Continue the passage about Hucker's volunteer work with CFC, starting right after its final sentence.

start Page text

Vanderpoel’s loss struck Hucker as an emotional thunderbolt, as it did the hundreds of young volunteers he had led and inspired over the years. But his death also imbued her with a refocused resolve. She was sure of her future before his passing, but now more committed than ever.
“I have learned so much from all of my fellow volunteers at CFC,” she said. “There is a strong sense of camaraderie between all the volunteers, and I feel really lucky to have become involved in such a competent and accomplished organization. Although it is hard to single anyone out, I would say that I learned the most from Tom and Gail Vanderpoel. Gail is a retired teacher who has used her own love of nature and gift of teaching to educate kids at CFC’s youth education camps. Her dedication to teaching is really inspiring.”
“Tom was so knowledgeable about everything from native birds to trees and he was always happy to share his knowledge with anyone who asked. Although I only knew Tom for three years, I am thankful for all that he taught me and am so grateful that I got the chance to know such a wonderful person.”
Hucker was always a lover of natural open spaces and encountering CFC’s ardent activism was a perfect fit. Plus, her family home is filled with plants she’s grown. This is her thing.

end Page text
start Information given

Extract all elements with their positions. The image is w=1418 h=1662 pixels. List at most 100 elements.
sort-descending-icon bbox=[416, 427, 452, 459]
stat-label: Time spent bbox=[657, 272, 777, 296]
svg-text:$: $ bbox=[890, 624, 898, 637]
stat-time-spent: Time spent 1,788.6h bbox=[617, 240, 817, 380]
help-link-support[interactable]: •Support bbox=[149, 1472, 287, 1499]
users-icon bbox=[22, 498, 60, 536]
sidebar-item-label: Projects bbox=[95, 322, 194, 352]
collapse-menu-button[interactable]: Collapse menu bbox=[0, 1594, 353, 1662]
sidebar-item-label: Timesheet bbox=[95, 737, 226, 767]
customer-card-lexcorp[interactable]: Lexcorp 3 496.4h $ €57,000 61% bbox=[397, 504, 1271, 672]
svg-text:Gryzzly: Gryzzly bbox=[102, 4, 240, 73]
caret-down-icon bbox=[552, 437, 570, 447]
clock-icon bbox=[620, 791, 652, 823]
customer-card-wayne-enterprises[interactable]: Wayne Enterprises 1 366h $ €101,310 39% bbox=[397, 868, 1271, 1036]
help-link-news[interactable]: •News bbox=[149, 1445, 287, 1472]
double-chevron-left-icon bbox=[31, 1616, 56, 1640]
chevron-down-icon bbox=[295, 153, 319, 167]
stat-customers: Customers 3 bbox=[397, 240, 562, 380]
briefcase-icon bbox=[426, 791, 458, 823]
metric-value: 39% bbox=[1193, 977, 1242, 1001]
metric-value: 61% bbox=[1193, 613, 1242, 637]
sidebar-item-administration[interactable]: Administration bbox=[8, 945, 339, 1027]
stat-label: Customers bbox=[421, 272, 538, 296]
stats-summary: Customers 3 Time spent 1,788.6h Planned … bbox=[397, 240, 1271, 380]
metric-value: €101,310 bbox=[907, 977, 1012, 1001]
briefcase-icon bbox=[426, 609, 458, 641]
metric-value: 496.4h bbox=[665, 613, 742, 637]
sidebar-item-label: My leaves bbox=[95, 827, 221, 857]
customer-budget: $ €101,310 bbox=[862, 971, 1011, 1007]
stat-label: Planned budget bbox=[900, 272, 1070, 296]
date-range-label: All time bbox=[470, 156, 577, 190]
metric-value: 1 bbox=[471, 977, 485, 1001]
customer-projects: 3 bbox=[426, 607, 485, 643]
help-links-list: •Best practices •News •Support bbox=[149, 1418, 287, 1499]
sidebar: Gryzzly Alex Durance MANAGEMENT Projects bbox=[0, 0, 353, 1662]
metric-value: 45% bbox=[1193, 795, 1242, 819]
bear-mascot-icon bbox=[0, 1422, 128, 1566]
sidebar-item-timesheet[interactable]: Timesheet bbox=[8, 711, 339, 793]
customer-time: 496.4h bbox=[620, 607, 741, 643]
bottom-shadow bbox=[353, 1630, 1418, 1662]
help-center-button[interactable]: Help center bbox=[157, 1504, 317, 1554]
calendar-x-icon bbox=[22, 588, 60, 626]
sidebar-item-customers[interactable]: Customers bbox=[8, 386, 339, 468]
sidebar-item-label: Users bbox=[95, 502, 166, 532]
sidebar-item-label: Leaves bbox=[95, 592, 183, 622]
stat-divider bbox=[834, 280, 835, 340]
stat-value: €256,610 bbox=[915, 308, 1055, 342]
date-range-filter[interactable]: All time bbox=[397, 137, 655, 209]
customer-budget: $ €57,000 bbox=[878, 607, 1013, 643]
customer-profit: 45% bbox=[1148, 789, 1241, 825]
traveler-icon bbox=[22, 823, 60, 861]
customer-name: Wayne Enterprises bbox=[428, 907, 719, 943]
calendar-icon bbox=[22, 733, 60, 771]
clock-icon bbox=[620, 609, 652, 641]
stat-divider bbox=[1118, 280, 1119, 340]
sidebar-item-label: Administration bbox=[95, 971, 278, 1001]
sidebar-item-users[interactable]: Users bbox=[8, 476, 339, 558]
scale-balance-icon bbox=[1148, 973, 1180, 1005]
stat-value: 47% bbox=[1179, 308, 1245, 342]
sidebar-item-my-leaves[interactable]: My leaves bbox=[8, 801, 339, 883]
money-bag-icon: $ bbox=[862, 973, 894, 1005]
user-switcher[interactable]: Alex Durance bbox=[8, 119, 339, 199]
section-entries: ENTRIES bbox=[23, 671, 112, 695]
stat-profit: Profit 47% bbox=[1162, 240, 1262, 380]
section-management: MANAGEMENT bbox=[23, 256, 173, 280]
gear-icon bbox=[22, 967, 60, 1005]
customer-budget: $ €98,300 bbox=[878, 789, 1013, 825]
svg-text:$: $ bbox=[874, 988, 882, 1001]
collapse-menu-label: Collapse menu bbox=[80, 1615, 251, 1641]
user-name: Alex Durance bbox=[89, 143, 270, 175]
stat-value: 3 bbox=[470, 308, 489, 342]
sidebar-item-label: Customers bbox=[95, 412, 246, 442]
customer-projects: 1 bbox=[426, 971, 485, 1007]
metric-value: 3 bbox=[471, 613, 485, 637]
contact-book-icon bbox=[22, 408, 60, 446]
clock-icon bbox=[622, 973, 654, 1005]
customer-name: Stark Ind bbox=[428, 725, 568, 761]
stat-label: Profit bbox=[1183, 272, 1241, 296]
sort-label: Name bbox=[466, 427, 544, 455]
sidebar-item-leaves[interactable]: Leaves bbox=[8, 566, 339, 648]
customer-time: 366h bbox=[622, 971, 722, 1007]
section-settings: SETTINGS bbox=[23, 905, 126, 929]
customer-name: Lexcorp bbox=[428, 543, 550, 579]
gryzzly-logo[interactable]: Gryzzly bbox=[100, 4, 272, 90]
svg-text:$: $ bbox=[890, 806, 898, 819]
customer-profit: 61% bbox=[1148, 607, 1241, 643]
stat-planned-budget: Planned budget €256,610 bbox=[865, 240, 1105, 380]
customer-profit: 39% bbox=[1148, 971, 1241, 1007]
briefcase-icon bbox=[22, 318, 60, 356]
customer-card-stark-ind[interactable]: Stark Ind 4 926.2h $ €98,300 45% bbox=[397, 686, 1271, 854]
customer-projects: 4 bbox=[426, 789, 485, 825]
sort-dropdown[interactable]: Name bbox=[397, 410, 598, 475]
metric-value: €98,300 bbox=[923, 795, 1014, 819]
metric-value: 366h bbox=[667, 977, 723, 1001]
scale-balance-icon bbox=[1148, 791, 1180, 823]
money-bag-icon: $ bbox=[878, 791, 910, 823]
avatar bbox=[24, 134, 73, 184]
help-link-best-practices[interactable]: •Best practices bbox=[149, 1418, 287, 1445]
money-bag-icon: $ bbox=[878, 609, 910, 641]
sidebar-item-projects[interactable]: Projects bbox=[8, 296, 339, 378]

end Information given

• Task result
“In school the AP environmental science and horticulture classes were great because it showed me all the other students who believed in the same things I did,” she adds. “You could tell the teacher (Tantillo) was very passionate about the topic.”
Hucker’s superior grades allowed her pick her college.
“Ever since I was little, I was always drawn to nature. I was fascinated by wildlife and loved exploring the outdoors,” Hucker said. “As I grew older, I began to look for ways to put my interest in nature to use, which is when I began volunteering with Citizens for Conservation…since I began volunteering with CFC, conservation has become an important part of my life.”
She loves the 430 acres over 11 properties that CFC lovingly manages and reshapes to their ancient natural order. “The plant I love there most is the prairie trillium. I love where it grows in the woodland. It has three dappled leaves with a dark red flower.”
Plus, she adds for emphasis, “The area is full of snakes. I love them.”